CHALLENGE: Output the records. Match them exactly.

Extracted records
########################################

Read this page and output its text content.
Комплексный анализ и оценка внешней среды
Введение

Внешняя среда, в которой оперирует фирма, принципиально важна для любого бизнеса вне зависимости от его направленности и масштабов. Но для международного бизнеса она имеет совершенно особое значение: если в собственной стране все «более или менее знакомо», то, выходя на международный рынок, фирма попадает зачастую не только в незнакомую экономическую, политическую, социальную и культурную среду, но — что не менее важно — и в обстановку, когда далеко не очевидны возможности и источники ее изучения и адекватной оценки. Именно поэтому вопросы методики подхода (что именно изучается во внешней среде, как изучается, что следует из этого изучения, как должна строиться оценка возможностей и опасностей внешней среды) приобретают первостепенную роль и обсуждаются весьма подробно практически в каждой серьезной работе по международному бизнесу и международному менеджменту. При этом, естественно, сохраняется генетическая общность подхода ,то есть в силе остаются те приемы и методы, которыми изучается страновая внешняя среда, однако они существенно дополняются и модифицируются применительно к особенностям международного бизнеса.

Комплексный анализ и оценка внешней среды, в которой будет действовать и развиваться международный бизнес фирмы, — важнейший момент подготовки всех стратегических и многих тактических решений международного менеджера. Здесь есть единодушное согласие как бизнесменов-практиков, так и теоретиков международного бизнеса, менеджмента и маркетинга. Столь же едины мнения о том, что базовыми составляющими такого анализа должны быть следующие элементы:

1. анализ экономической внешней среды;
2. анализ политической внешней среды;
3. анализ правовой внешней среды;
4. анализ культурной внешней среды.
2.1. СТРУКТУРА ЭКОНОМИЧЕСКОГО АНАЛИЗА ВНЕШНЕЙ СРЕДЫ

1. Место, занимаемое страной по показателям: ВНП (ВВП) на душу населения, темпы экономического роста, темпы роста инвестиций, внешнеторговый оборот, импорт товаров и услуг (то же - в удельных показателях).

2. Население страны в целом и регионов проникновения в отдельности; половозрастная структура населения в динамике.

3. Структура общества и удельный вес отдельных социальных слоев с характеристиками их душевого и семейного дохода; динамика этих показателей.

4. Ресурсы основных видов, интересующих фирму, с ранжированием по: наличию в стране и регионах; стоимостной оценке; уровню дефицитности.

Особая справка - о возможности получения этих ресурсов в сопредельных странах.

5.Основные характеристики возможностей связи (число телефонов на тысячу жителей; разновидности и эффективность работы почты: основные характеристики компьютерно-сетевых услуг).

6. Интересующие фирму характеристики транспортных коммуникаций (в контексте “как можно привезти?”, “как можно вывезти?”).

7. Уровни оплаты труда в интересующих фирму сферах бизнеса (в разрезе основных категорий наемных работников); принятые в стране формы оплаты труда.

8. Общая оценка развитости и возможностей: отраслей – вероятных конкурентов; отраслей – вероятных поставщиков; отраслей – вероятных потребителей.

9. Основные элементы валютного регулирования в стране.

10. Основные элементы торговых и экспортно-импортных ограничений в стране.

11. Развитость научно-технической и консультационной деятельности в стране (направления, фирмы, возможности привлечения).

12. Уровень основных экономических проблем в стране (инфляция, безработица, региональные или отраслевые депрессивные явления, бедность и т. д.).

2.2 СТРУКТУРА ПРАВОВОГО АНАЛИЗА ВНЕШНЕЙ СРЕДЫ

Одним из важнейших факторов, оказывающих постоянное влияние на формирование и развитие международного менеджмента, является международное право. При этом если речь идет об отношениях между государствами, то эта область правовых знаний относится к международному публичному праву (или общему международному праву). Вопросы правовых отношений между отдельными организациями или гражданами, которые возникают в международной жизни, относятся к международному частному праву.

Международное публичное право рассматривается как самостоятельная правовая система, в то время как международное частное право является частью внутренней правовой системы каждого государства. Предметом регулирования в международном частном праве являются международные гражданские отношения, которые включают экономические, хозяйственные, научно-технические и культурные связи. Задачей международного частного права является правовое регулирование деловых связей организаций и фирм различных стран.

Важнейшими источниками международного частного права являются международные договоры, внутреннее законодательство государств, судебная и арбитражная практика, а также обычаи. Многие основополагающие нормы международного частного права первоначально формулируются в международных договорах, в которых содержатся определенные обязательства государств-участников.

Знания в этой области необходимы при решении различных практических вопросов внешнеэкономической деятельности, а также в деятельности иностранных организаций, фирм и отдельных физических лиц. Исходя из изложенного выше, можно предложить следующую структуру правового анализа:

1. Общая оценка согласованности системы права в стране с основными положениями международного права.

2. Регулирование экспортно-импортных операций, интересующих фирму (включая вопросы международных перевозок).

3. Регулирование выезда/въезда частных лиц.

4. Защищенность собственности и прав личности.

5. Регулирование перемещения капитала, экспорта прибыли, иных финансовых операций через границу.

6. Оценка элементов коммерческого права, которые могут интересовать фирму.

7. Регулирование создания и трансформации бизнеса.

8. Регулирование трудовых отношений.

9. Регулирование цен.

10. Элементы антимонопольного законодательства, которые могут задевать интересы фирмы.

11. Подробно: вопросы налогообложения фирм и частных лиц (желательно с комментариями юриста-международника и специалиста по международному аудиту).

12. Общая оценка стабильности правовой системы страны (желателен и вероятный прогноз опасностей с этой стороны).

########################################

ANSWER TO THE TASK:
Read this page and output its text content.
Комплексный анализ и оценка внешней среды
Введение

Внешняя среда, в которой оперирует фирма, принципиально важна для любого бизнеса вне зависимости от его направленности и масштабов. Но для международного бизнеса она имеет совершенно особое значение: если в собственной стране все «более или менее знакомо», то, выходя на международный рынок, фирма попадает зачастую не только в незнакомую экономическую, политическую, социальную и культурную среду, но — что не менее важно — и в обстановку, когда далеко не очевидны возможности и источники ее изучения и адекватной оценки. Именно поэтому вопросы методики подхода (что именно изучается во внешней среде, как изучается, что следует из этого изучения, как должна строиться оценка возможностей и опасностей внешней среды) приобретают первостепенную роль и обсуждаются весьма подробно практически в каждой серьезной работе по международному бизнесу и международному менеджменту. При этом, естественно, сохраняется генетическая общность подхода ,то есть в силе остаются те приемы и методы, которыми изучается страновая внешняя среда, однако они существенно дополняются и модифицируются применительно к особенностям международного бизнеса.

Комплексный анализ и оценка внешней среды, в которой будет действовать и развиваться международный бизнес фирмы, — важнейший момент подготовки всех стратегических и многих тактических решений международного менеджера. Здесь есть единодушное согласие как бизнесменов-практиков, так и теоретиков международного бизнеса, менеджмента и маркетинга. Столь же едины мнения о том, что базовыми составляющими такого анализа должны быть следующие элементы:

1. анализ экономической внешней среды;
2. анализ политической внешней среды;
3. анализ правовой внешней среды;
4. анализ культурной внешней среды.
2.1. СТРУКТУРА ЭКОНОМИЧЕСКОГО АНАЛИЗА ВНЕШНЕЙ СРЕДЫ

1. Место, занимаемое страной по показателям: ВНП (ВВП) на душу населения, темпы экономического роста, темпы роста инвестиций, внешнеторговый оборот, импорт товаров и услуг (то же - в удельных показателях).

2. Население страны в целом и регионов проникновения в отдельности; половозрастная структура населения в динамике.

3. Структура общества и удельный вес отдельных социальных слоев с характеристиками их душевого и семейного дохода; динамика этих показателей.

4. Ресурсы основных видов, интересующих фирму, с ранжированием по: наличию в стране и регионах; стоимостной оценке; уровню дефицитности.

Особая справка - о возможности получения этих ресурсов в сопредельных странах.

5.Основные характеристики возможностей связи (число телефонов на тысячу жителей; разновидности и эффективность работы почты: основные характеристики компьютерно-сетевых услуг).

6. Интересующие фирму характеристики транспортных коммуникаций (в контексте “как можно привезти?”, “как можно вывезти?”).

7. Уровни оплаты труда в интересующих фирму сферах бизнеса (в разрезе основных категорий наемных работников); принятые в стране формы оплаты труда.

8. Общая оценка развитости и возможностей: отраслей – вероятных конкурентов; отраслей – вероятных поставщиков; отраслей – вероятных потребителей.

9. Основные элементы валютного регулирования в стране.

10. Основные элементы торговых и экспортно-импортных ограничений в стране.

11. Развитость научно-технической и консультационной деятельности в стране (направления, фирмы, возможности привлечения).

12. Уровень основных экономических проблем в стране (инфляция, безработица, региональные или отраслевые депрессивные явления, бедность и т. д.).

2.2 СТРУКТУРА ПРАВОВОГО АНАЛИЗА ВНЕШНЕЙ СРЕДЫ

Одним из важнейших факторов, оказывающих постоянное влияние на формирование и развитие международного менеджмента, является международное право. При этом если речь идет об отношениях между государствами, то эта область правовых знаний относится к международному публичному праву (или общему международному праву). Вопросы правовых отношений между отдельными организациями или гражданами, которые возникают в международной жизни, относятся к международному частному праву.

Международное публичное право рассматривается как самостоятельная правовая система, в то время как международное частное право является частью внутренней правовой системы каждого государства. Предметом регулирования в международном частном праве являются международные гражданские отношения, которые включают экономические, хозяйственные, научно-технические и культурные связи. Задачей международного частного права является правовое регулирование деловых связей организаций и фирм различных стран.

Важнейшими источниками международного частного права являются международные договоры, внутреннее законодательство государств, судебная и арбитражная практика, а также обычаи. Многие основополагающие нормы международного частного права первоначально формулируются в международных договорах, в которых содержатся определенные обязательства государств-участников.

Знания в этой области необходимы при решении различных практических вопросов внешнеэкономической деятельности, а также в деятельности иностранных организаций, фирм и отдельных физических лиц. Исходя из изложенного выше, можно предложить следующую структуру правового анализа:

1. Общая оценка согласованности системы права в стране с основными положениями международного права.

2. Регулирование экспортно-импортных операций, интересующих фирму (включая вопросы международных перевозок).

3. Регулирование выезда/въезда частных лиц.

4. Защищенность собственности и прав личности.

5. Регулирование перемещения капитала, экспорта прибыли, иных финансовых операций через границу.

6. Оценка элементов коммерческого права, которые могут интересовать фирму.

7. Регулирование создания и трансформации бизнеса.

8. Регулирование трудовых отношений.

9. Регулирование цен.

10. Элементы антимонопольного законодательства, которые могут задевать интересы фирмы.

11. Подробно: вопросы налогообложения фирм и частных лиц (желательно с комментариями юриста-международника и специалиста по международному аудиту).

12. Общая оценка стабильности правовой системы страны (желателен и вероятный прогноз опасностей с этой стороны).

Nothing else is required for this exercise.